Instruction: Find each line containing the string "labels" and return it.

Task inputs:
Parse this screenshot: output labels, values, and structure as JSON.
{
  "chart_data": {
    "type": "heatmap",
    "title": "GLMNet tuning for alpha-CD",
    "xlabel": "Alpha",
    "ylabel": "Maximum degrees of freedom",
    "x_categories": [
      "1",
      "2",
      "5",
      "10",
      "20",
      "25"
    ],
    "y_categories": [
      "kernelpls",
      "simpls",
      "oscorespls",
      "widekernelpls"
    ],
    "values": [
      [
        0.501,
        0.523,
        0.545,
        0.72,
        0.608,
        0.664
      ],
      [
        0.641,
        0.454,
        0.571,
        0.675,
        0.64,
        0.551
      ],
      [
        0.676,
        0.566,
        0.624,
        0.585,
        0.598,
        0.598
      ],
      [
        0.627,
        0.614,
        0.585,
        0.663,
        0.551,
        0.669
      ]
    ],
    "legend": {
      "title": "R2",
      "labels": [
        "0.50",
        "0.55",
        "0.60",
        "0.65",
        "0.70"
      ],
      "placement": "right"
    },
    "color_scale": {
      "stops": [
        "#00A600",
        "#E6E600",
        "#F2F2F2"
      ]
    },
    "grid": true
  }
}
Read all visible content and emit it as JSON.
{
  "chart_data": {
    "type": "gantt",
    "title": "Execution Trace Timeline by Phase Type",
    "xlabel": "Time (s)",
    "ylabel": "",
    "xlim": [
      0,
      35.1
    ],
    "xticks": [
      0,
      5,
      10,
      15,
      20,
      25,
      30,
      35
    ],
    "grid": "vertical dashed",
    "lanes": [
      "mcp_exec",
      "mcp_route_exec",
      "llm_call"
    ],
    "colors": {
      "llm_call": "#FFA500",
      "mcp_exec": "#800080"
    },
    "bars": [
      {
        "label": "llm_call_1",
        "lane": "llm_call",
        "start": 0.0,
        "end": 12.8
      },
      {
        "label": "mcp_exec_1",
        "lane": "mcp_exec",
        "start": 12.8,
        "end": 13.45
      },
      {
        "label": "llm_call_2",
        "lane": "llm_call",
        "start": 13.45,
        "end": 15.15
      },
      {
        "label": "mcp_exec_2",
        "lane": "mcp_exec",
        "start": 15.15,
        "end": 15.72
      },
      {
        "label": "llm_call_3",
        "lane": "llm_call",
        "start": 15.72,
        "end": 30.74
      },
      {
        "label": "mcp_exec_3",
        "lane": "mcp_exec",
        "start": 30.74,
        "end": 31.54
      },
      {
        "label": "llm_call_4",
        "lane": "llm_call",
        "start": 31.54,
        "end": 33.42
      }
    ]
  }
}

Result for this exercise:
Parse this screenshot: output labels, values, and structure as JSON.
      "labels": [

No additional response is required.